Records provided:
========================================

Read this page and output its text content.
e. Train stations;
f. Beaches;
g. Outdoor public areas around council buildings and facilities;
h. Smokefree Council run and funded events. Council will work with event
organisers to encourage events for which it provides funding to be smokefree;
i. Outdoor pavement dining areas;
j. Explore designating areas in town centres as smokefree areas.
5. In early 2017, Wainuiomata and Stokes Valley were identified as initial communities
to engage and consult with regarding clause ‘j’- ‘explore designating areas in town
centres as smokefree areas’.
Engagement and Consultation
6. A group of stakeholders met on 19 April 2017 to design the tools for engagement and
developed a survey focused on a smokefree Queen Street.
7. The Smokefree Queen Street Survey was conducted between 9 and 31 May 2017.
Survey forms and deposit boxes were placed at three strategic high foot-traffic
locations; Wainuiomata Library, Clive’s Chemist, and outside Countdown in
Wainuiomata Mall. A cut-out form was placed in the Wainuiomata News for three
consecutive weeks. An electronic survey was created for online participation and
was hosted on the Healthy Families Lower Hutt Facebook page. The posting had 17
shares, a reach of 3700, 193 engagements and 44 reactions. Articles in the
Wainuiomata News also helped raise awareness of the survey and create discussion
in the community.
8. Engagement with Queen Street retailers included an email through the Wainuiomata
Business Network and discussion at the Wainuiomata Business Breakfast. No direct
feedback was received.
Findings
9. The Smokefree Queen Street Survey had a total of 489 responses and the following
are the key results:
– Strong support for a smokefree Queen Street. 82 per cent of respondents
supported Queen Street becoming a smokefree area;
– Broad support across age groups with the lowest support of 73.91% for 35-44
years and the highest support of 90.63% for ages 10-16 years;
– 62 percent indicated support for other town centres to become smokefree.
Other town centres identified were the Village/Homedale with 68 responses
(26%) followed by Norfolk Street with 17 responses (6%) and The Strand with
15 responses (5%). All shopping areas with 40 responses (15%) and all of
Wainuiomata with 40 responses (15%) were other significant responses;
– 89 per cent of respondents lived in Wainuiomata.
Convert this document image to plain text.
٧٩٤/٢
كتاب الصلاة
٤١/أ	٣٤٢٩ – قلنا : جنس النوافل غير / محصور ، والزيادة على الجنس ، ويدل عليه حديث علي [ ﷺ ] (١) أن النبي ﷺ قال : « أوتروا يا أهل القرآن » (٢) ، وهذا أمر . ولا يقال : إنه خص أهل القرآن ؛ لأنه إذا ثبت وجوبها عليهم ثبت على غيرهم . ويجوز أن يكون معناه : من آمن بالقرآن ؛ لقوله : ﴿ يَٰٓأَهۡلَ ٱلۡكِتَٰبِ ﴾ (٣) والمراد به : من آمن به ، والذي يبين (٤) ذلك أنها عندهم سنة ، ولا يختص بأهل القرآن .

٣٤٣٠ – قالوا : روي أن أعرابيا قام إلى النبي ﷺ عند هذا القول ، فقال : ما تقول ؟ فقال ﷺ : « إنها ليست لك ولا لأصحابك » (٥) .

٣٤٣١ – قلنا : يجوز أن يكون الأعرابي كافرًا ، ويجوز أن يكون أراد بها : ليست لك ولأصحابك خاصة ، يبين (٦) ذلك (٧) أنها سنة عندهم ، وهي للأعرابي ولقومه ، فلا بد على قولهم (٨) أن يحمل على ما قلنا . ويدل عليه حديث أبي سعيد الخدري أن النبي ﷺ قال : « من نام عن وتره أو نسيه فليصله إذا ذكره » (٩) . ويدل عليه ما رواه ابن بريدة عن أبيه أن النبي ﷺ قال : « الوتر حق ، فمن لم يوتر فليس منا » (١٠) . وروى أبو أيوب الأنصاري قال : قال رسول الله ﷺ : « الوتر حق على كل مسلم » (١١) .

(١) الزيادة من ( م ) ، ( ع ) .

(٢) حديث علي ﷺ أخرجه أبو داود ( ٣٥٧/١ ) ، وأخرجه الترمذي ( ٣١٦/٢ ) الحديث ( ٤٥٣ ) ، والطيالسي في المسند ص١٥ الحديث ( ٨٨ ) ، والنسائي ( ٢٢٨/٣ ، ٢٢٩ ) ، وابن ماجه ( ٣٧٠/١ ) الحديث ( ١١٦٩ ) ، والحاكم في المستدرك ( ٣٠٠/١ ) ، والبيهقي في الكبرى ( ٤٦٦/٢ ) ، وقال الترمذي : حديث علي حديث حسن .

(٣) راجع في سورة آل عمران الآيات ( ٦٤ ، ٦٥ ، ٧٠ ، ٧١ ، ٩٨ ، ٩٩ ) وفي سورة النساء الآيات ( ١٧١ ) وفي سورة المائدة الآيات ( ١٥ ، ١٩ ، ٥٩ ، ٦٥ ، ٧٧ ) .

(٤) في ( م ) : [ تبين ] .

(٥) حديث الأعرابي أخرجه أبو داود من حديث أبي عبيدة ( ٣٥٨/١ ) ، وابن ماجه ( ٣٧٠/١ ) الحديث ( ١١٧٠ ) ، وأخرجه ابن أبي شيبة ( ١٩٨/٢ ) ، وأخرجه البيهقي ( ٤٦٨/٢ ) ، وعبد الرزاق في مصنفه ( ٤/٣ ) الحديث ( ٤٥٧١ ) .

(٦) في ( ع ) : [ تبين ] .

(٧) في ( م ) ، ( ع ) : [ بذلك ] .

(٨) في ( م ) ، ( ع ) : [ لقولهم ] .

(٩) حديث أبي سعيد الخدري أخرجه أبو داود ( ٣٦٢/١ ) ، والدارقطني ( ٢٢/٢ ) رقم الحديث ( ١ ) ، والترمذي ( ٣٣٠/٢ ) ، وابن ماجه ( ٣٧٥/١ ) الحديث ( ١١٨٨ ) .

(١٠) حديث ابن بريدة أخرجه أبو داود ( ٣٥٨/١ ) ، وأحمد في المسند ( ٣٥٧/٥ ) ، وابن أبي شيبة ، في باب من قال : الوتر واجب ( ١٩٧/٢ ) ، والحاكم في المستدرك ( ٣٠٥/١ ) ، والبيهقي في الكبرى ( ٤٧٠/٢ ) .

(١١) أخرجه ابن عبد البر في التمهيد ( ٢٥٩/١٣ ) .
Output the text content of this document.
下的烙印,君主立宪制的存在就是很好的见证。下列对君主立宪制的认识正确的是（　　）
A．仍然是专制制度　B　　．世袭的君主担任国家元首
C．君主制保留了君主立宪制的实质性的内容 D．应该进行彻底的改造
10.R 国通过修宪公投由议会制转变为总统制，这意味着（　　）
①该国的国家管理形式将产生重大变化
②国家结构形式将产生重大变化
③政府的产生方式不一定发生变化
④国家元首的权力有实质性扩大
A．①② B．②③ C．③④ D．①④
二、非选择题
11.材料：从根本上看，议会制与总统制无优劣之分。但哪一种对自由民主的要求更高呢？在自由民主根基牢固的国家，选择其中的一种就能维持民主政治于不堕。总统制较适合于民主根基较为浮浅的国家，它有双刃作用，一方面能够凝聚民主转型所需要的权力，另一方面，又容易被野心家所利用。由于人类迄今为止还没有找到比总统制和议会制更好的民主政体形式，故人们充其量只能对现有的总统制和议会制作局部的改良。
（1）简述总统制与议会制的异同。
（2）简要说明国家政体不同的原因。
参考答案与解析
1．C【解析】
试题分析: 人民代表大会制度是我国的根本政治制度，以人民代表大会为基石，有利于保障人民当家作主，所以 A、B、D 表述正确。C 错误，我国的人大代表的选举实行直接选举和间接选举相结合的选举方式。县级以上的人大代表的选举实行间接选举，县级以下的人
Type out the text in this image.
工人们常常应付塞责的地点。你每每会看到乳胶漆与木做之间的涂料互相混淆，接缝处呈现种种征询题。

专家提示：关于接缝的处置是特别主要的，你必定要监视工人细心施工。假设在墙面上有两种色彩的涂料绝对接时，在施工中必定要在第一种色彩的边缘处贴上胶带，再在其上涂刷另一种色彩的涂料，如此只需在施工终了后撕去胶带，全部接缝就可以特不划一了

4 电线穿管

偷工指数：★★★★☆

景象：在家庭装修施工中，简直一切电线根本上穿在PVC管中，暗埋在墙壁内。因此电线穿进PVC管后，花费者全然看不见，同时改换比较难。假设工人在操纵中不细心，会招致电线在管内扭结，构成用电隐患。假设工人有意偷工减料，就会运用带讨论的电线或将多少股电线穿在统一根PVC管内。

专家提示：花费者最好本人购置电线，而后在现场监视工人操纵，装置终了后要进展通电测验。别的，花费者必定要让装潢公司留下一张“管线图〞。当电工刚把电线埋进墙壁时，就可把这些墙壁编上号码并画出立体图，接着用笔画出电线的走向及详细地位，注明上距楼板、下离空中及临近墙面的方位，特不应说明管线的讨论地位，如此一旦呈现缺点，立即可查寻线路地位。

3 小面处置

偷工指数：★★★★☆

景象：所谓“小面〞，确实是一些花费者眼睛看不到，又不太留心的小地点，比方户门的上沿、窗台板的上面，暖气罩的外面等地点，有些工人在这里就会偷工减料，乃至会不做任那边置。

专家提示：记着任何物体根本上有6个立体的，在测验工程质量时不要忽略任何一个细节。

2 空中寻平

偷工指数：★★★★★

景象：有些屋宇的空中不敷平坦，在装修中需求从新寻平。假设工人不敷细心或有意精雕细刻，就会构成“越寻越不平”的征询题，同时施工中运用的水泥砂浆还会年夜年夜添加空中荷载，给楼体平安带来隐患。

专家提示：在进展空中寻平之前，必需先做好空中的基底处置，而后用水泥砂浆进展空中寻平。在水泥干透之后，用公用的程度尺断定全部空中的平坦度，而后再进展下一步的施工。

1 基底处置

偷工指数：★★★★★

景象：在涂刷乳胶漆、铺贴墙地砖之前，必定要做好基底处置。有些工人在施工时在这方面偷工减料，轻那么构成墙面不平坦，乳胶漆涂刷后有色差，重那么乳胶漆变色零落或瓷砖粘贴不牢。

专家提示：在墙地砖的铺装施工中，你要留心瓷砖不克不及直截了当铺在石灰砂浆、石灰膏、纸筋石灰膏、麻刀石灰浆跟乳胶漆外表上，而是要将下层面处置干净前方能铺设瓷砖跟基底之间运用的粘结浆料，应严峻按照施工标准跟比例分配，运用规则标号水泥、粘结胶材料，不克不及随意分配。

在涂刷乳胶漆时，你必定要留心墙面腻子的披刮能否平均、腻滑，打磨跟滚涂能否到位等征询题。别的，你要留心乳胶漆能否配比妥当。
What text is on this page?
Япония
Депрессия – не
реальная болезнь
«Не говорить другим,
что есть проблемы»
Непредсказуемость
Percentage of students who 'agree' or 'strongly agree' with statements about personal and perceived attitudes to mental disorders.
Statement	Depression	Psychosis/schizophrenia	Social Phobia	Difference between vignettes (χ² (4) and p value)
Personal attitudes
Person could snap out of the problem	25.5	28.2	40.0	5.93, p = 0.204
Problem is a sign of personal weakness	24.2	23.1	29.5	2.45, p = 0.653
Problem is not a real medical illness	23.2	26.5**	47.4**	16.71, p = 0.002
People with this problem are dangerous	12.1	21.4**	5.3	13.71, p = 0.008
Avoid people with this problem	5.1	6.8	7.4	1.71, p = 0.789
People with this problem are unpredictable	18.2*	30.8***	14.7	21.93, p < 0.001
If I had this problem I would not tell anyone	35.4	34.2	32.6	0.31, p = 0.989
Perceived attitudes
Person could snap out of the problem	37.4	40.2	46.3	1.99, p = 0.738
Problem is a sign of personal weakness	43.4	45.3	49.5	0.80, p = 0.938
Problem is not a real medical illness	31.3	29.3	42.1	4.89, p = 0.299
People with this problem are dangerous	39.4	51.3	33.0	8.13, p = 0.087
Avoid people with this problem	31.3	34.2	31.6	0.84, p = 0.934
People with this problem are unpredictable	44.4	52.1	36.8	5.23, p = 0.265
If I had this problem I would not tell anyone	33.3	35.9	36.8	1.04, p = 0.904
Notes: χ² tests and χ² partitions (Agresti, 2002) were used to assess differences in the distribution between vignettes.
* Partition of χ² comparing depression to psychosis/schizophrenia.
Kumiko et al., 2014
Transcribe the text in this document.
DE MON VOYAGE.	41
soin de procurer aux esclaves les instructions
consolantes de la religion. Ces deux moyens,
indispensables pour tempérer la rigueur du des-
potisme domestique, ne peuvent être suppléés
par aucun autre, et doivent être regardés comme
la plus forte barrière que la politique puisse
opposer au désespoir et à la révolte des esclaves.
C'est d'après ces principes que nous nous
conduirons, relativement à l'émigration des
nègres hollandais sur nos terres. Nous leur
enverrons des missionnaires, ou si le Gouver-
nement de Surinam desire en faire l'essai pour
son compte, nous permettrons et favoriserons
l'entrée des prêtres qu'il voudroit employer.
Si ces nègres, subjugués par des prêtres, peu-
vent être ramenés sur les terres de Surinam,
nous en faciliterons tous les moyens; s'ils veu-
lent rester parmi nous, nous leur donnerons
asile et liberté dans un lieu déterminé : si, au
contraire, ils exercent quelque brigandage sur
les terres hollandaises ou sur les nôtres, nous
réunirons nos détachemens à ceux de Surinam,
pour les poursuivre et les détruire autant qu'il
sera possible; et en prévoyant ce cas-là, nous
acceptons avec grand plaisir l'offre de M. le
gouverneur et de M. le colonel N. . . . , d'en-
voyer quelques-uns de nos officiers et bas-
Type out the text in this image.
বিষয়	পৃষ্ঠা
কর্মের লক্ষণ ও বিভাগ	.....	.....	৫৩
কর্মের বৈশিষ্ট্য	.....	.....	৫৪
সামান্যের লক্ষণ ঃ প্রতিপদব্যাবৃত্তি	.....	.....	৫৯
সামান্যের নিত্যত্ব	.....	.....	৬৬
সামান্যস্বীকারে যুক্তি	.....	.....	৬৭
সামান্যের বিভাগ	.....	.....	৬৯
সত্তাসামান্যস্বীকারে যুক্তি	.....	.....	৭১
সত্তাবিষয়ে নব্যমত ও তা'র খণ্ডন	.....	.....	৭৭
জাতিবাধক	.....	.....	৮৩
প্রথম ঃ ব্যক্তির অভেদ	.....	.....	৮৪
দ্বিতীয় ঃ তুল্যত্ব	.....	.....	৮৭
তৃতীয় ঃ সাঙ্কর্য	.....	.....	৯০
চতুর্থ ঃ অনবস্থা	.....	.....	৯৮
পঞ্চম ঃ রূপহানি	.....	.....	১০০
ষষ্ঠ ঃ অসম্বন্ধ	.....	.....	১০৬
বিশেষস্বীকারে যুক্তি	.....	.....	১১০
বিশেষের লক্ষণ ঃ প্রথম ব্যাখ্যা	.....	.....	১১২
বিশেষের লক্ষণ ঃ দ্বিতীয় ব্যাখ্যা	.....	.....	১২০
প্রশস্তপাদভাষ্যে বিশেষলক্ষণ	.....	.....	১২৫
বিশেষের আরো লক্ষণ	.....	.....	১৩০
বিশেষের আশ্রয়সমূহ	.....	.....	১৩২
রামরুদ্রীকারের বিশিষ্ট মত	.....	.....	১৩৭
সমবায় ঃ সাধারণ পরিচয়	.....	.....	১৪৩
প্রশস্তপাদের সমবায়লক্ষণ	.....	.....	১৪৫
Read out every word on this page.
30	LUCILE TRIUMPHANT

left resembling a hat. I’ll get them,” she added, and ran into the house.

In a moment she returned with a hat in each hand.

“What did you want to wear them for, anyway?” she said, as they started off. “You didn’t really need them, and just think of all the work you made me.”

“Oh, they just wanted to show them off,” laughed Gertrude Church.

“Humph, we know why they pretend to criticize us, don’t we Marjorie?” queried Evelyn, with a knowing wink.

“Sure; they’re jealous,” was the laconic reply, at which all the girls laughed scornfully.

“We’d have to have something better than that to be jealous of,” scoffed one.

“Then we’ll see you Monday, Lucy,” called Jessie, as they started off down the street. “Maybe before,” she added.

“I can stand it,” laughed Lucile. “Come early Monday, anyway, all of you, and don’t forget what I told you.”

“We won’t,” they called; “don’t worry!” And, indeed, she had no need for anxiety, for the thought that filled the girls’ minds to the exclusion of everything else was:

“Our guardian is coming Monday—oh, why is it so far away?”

========================================

To do: Copy out every line from the data above that has "three" in it.

Correct result:
Survey forms and deposit boxes were placed at three strategic high foot-traffic
Wainuiomata Mall. A cut-out form was placed in the Wainuiomata News for three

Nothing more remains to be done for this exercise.